Start of Material for this exercise

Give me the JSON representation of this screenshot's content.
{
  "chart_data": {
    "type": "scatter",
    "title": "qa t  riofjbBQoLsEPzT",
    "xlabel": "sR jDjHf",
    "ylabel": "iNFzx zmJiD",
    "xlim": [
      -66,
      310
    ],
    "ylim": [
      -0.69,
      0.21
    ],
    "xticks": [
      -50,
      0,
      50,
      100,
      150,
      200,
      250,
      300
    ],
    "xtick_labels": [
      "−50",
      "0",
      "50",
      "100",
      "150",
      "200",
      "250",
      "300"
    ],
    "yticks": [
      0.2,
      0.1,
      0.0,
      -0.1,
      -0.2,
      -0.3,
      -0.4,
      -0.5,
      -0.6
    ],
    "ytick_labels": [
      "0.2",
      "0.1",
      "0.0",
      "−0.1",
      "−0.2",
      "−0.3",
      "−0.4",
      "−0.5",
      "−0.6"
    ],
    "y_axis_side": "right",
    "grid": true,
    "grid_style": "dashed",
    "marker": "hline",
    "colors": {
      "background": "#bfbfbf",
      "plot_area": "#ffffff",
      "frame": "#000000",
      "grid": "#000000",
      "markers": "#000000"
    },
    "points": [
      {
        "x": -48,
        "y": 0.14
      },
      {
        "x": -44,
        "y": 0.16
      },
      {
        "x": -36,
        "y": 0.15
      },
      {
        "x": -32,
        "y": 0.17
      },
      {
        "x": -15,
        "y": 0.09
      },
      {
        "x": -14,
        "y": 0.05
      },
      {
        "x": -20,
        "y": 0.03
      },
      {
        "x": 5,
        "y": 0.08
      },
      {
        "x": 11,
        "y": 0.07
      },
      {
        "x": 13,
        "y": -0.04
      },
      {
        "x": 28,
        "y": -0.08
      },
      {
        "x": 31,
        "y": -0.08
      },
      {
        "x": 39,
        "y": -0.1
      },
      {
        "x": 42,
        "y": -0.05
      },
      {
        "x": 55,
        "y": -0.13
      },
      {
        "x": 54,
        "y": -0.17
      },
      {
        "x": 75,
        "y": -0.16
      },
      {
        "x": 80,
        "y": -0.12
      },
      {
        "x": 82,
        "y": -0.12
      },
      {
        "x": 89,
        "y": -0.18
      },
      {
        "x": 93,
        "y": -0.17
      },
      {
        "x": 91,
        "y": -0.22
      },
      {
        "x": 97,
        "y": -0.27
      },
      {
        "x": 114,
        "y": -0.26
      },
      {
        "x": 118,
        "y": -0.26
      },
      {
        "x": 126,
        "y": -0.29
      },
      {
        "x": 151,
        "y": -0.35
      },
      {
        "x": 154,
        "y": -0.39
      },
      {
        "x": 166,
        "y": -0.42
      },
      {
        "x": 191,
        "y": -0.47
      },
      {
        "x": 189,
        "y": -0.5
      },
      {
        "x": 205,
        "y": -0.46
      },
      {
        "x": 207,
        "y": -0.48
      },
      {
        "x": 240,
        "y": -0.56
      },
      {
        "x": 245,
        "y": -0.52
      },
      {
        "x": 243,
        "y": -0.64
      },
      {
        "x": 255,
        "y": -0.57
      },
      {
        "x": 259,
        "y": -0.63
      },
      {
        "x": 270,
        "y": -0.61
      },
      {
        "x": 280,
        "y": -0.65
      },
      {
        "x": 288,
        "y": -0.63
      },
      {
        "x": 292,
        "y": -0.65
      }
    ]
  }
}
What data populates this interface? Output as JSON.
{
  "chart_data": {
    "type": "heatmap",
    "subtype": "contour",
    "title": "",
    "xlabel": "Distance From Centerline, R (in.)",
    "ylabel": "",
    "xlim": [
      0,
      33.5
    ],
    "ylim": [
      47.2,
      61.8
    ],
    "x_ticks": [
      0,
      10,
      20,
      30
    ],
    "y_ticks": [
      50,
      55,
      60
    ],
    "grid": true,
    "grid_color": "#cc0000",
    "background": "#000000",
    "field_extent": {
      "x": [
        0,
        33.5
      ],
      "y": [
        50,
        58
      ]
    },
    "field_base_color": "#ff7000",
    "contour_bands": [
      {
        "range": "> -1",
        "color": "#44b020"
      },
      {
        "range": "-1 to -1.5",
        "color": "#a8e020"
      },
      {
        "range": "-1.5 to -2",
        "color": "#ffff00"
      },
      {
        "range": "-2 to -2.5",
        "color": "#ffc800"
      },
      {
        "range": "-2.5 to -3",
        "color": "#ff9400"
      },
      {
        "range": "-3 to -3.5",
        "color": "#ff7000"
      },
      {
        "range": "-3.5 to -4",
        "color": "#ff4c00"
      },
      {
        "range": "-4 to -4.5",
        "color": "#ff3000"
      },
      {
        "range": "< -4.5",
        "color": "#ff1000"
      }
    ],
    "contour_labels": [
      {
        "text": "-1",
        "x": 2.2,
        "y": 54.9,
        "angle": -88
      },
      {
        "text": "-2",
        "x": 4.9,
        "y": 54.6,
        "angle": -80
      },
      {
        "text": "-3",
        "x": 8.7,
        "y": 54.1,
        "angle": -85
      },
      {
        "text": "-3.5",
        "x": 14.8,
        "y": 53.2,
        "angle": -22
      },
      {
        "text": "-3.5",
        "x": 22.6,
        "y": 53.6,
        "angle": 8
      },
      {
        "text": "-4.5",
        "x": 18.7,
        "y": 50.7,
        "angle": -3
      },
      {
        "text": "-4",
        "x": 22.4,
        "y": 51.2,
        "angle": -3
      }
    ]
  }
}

End of Material for this exercise

» **What this task involves**: Print out the whole listing exactly as it appears.

» **Complete response**:
Give me the JSON representation of this screenshot's content.
{
  "chart_data": {
    "type": "scatter",
    "title": "qa t  riofjbBQoLsEPzT",
    "xlabel": "sR jDjHf",
    "ylabel": "iNFzx zmJiD",
    "xlim": [
      -66,
      310
    ],
    "ylim": [
      -0.69,
      0.21
    ],
    "xticks": [
      -50,
      0,
      50,
      100,
      150,
      200,
      250,
      300
    ],
    "xtick_labels": [
      "−50",
      "0",
      "50",
      "100",
      "150",
      "200",
      "250",
      "300"
    ],
    "yticks": [
      0.2,
      0.1,
      0.0,
      -0.1,
      -0.2,
      -0.3,
      -0.4,
      -0.5,
      -0.6
    ],
    "ytick_labels": [
      "0.2",
      "0.1",
      "0.0",
      "−0.1",
      "−0.2",
      "−0.3",
      "−0.4",
      "−0.5",
      "−0.6"
    ],
    "y_axis_side": "right",
    "grid": true,
    "grid_style": "dashed",
    "marker": "hline",
    "colors": {
      "background": "#bfbfbf",
      "plot_area": "#ffffff",
      "frame": "#000000",
      "grid": "#000000",
      "markers": "#000000"
    },
    "points": [
      {
        "x": -48,
        "y": 0.14
      },
      {
        "x": -44,
        "y": 0.16
      },
      {
        "x": -36,
        "y": 0.15
      },
      {
        "x": -32,
        "y": 0.17
      },
      {
        "x": -15,
        "y": 0.09
      },
      {
        "x": -14,
        "y": 0.05
      },
      {
        "x": -20,
        "y": 0.03
      },
      {
        "x": 5,
        "y": 0.08
      },
      {
        "x": 11,
        "y": 0.07
      },
      {
        "x": 13,
        "y": -0.04
      },
      {
        "x": 28,
        "y": -0.08
      },
      {
        "x": 31,
        "y": -0.08
      },
      {
        "x": 39,
        "y": -0.1
      },
      {
        "x": 42,
        "y": -0.05
      },
      {
        "x": 55,
        "y": -0.13
      },
      {
        "x": 54,
        "y": -0.17
      },
      {
        "x": 75,
        "y": -0.16
      },
      {
        "x": 80,
        "y": -0.12
      },
      {
        "x": 82,
        "y": -0.12
      },
      {
        "x": 89,
        "y": -0.18
      },
      {
        "x": 93,
        "y": -0.17
      },
      {
        "x": 91,
        "y": -0.22
      },
      {
        "x": 97,
        "y": -0.27
      },
      {
        "x": 114,
        "y": -0.26
      },
      {
        "x": 118,
        "y": -0.26
      },
      {
        "x": 126,
        "y": -0.29
      },
      {
        "x": 151,
        "y": -0.35
      },
      {
        "x": 154,
        "y": -0.39
      },
      {
        "x": 166,
        "y": -0.42
      },
      {
        "x": 191,
        "y": -0.47
      },
      {
        "x": 189,
        "y": -0.5
      },
      {
        "x": 205,
        "y": -0.46
      },
      {
        "x": 207,
        "y": -0.48
      },
      {
        "x": 240,
        "y": -0.56
      },
      {
        "x": 245,
        "y": -0.52
      },
      {
        "x": 243,
        "y": -0.64
      },
      {
        "x": 255,
        "y": -0.57
      },
      {
        "x": 259,
        "y": -0.63
      },
      {
        "x": 270,
        "y": -0.61
      },
      {
        "x": 280,
        "y": -0.65
      },
      {
        "x": 288,
        "y": -0.63
      },
      {
        "x": 292,
        "y": -0.65
      }
    ]
  }
}
What data populates this interface? Output as JSON.
{
  "chart_data": {
    "type": "heatmap",
    "subtype": "contour",
    "title": "",
    "xlabel": "Distance From Centerline, R (in.)",
    "ylabel": "",
    "xlim": [
      0,
      33.5
    ],
    "ylim": [
      47.2,
      61.8
    ],
    "x_ticks": [
      0,
      10,
      20,
      30
    ],
    "y_ticks": [
      50,
      55,
      60
    ],
    "grid": true,
    "grid_color": "#cc0000",
    "background": "#000000",
    "field_extent": {
      "x": [
        0,
        33.5
      ],
      "y": [
        50,
        58
      ]
    },
    "field_base_color": "#ff7000",
    "contour_bands": [
      {
        "range": "> -1",
        "color": "#44b020"
      },
      {
        "range": "-1 to -1.5",
        "color": "#a8e020"
      },
      {
        "range": "-1.5 to -2",
        "color": "#ffff00"
      },
      {
        "range": "-2 to -2.5",
        "color": "#ffc800"
      },
      {
        "range": "-2.5 to -3",
        "color": "#ff9400"
      },
      {
        "range": "-3 to -3.5",
        "color": "#ff7000"
      },
      {
        "range": "-3.5 to -4",
        "color": "#ff4c00"
      },
      {
        "range": "-4 to -4.5",
        "color": "#ff3000"
      },
      {
        "range": "< -4.5",
        "color": "#ff1000"
      }
    ],
    "contour_labels": [
      {
        "text": "-1",
        "x": 2.2,
        "y": 54.9,
        "angle": -88
      },
      {
        "text": "-2",
        "x": 4.9,
        "y": 54.6,
        "angle": -80
      },
      {
        "text": "-3",
        "x": 8.7,
        "y": 54.1,
        "angle": -85
      },
      {
        "text": "-3.5",
        "x": 14.8,
        "y": 53.2,
        "angle": -22
      },
      {
        "text": "-3.5",
        "x": 22.6,
        "y": 53.6,
        "angle": 8
      },
      {
        "text": "-4.5",
        "x": 18.7,
        "y": 50.7,
        "angle": -3
      },
      {
        "text": "-4",
        "x": 22.4,
        "y": 51.2,
        "angle": -3
      }
    ]
  }
}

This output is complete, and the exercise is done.